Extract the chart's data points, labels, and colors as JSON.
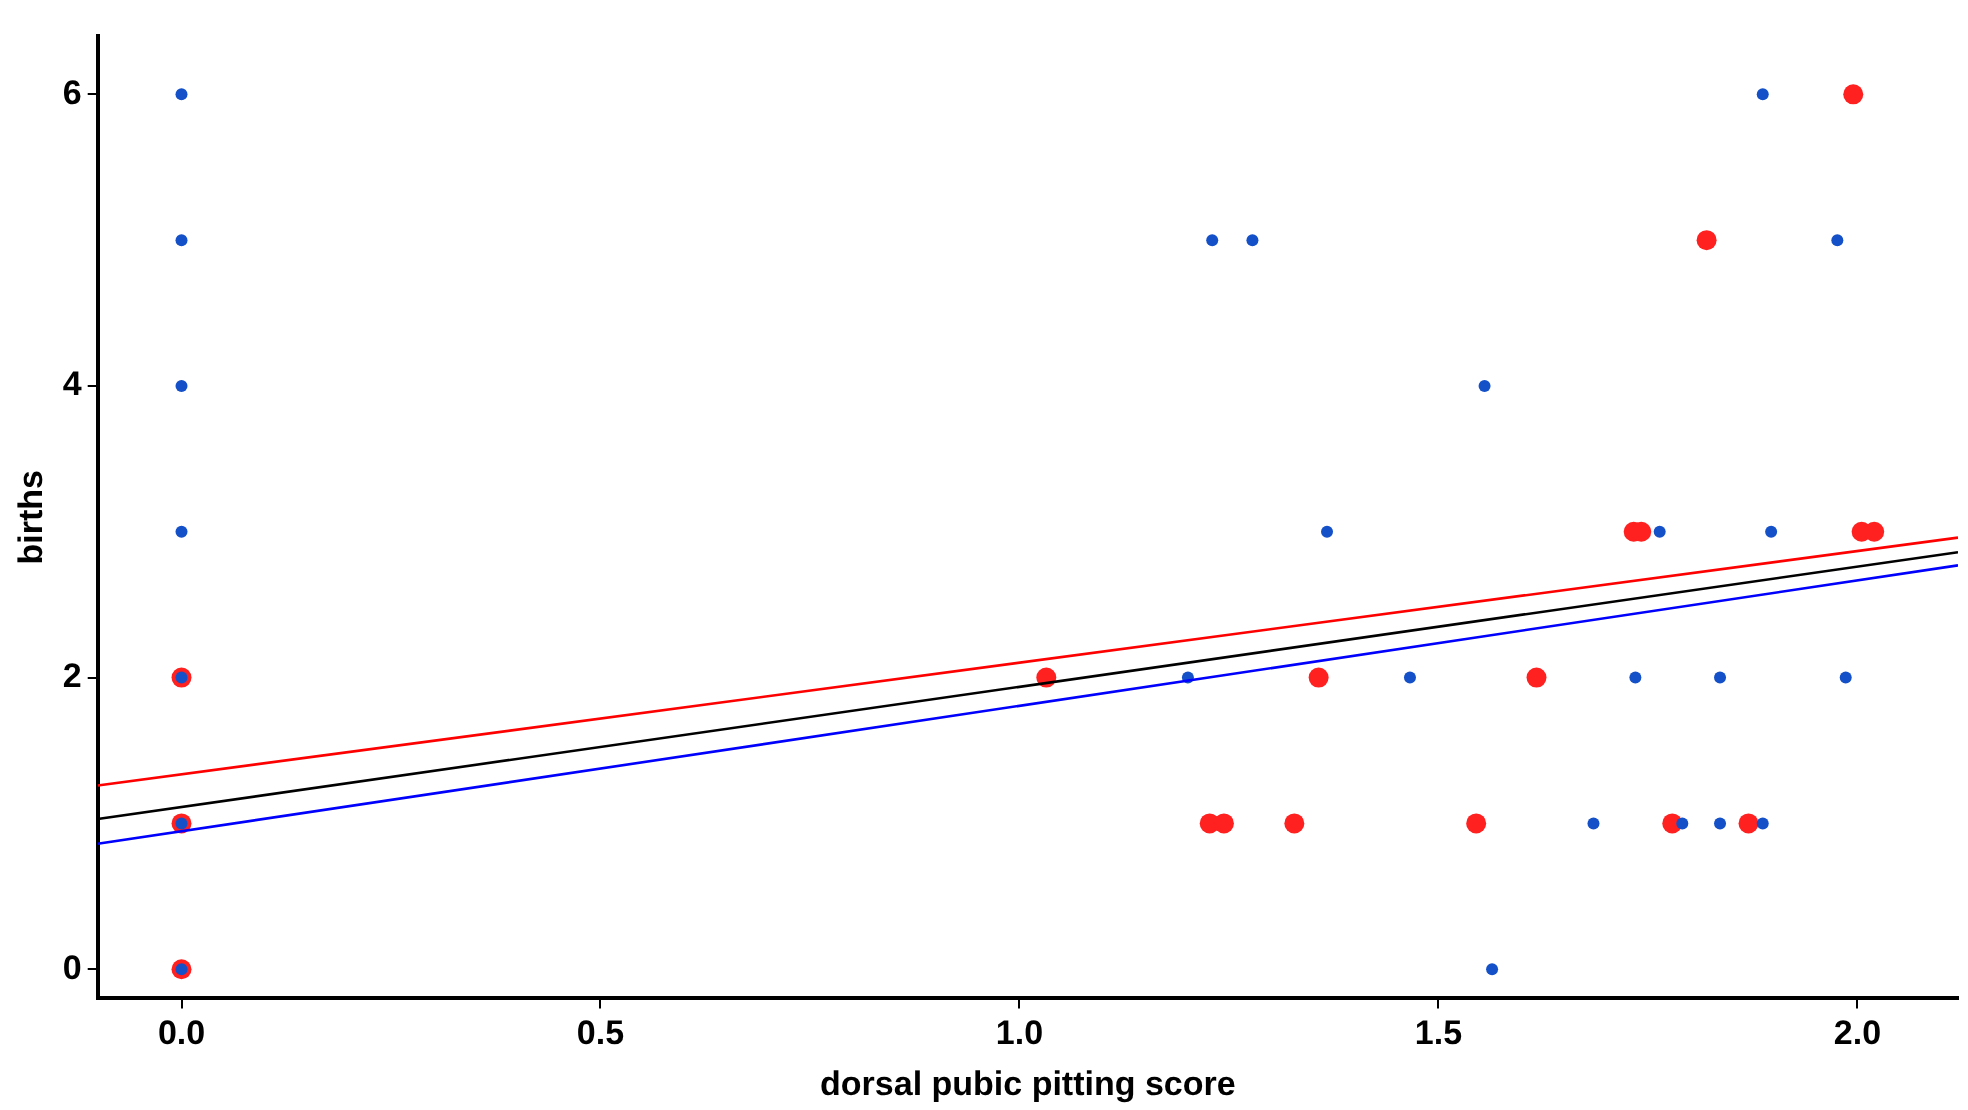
{
  "chart_data": {
    "type": "scatter",
    "xlabel": "dorsal pubic pitting score",
    "ylabel": "births",
    "xlim": [
      -0.1,
      2.12
    ],
    "ylim": [
      -0.2,
      6.4
    ],
    "xticks": [
      {
        "value": 0,
        "label": "0.0"
      },
      {
        "value": 0.5,
        "label": "0.5"
      },
      {
        "value": 1,
        "label": "1.0"
      },
      {
        "value": 1.5,
        "label": "1.5"
      },
      {
        "value": 2,
        "label": "2.0"
      }
    ],
    "yticks": [
      0,
      2,
      4,
      6
    ],
    "grid": false,
    "legend": false,
    "marker": "circle",
    "series": [
      {
        "color": "#ff2020",
        "x": [
          0,
          0,
          0,
          1.995,
          1.82,
          1.733,
          1.742,
          2.005,
          2.02,
          1.032,
          1.357,
          1.617,
          1.227,
          1.244,
          1.328,
          1.545,
          1.779,
          1.87
        ],
        "values": [
          0,
          1,
          2,
          6,
          5,
          3,
          3,
          3,
          3,
          2,
          2,
          2,
          1,
          1,
          1,
          1,
          1,
          1
        ]
      },
      {
        "color": "#1450c8",
        "x": [
          0,
          0,
          0,
          0,
          0,
          0,
          0,
          1.887,
          1.23,
          1.278,
          1.976,
          1.555,
          1.367,
          1.764,
          1.897,
          1.201,
          1.466,
          1.735,
          1.836,
          1.986,
          1.685,
          1.791,
          1.836,
          1.887,
          1.564
        ],
        "values": [
          0,
          1,
          2,
          3,
          4,
          5,
          6,
          6,
          5,
          5,
          5,
          4,
          3,
          3,
          3,
          2,
          2,
          2,
          2,
          2,
          1,
          1,
          1,
          1,
          0
        ]
      },
      {
        "type": "line",
        "color": "#ff0000",
        "x": [
          -0.1,
          2.12
        ],
        "values": [
          1.26,
          2.96
        ],
        "marker": "none"
      },
      {
        "type": "line",
        "color": "#000000",
        "x": [
          -0.1,
          2.12
        ],
        "values": [
          1.03,
          2.86
        ],
        "marker": "none"
      },
      {
        "type": "line",
        "color": "#0000ff",
        "x": [
          -0.1,
          2.12
        ],
        "values": [
          0.86,
          2.77
        ],
        "marker": "none"
      }
    ]
  }
}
^^^^^^^^^^^^^^^^
◆ The problem
Take the listing above and restate it word for word, without its pictures.

◆ Written response
Extract the chart's data points, labels, and colors as JSON.
{
  "chart_data": {
    "type": "scatter",
    "xlabel": "dorsal pubic pitting score",
    "ylabel": "births",
    "xlim": [
      -0.1,
      2.12
    ],
    "ylim": [
      -0.2,
      6.4
    ],
    "xticks": [
      {
        "value": 0,
        "label": "0.0"
      },
      {
        "value": 0.5,
        "label": "0.5"
      },
      {
        "value": 1,
        "label": "1.0"
      },
      {
        "value": 1.5,
        "label": "1.5"
      },
      {
        "value": 2,
        "label": "2.0"
      }
    ],
    "yticks": [
      0,
      2,
      4,
      6
    ],
    "grid": false,
    "legend": false,
    "marker": "circle",
    "series": [
      {
        "color": "#ff2020",
        "x": [
          0,
          0,
          0,
          1.995,
          1.82,
          1.733,
          1.742,
          2.005,
          2.02,
          1.032,
          1.357,
          1.617,
          1.227,
          1.244,
          1.328,
          1.545,
          1.779,
          1.87
        ],
        "values": [
          0,
          1,
          2,
          6,
          5,
          3,
          3,
          3,
          3,
          2,
          2,
          2,
          1,
          1,
          1,
          1,
          1,
          1
        ]
      },
      {
        "color": "#1450c8",
        "x": [
          0,
          0,
          0,
          0,
          0,
          0,
          0,
          1.887,
          1.23,
          1.278,
          1.976,
          1.555,
          1.367,
          1.764,
          1.897,
          1.201,
          1.466,
          1.735,
          1.836,
          1.986,
          1.685,
          1.791,
          1.836,
          1.887,
          1.564
        ],
        "values": [
          0,
          1,
          2,
          3,
          4,
          5,
          6,
          6,
          5,
          5,
          5,
          4,
          3,
          3,
          3,
          2,
          2,
          2,
          2,
          2,
          1,
          1,
          1,
          1,
          0
        ]
      },
      {
        "type": "line",
        "color": "#ff0000",
        "x": [
          -0.1,
          2.12
        ],
        "values": [
          1.26,
          2.96
        ],
        "marker": "none"
      },
      {
        "type": "line",
        "color": "#000000",
        "x": [
          -0.1,
          2.12
        ],
        "values": [
          1.03,
          2.86
        ],
        "marker": "none"
      },
      {
        "type": "line",
        "color": "#0000ff",
        "x": [
          -0.1,
          2.12
        ],
        "values": [
          0.86,
          2.77
        ],
        "marker": "none"
      }
    ]
  }
}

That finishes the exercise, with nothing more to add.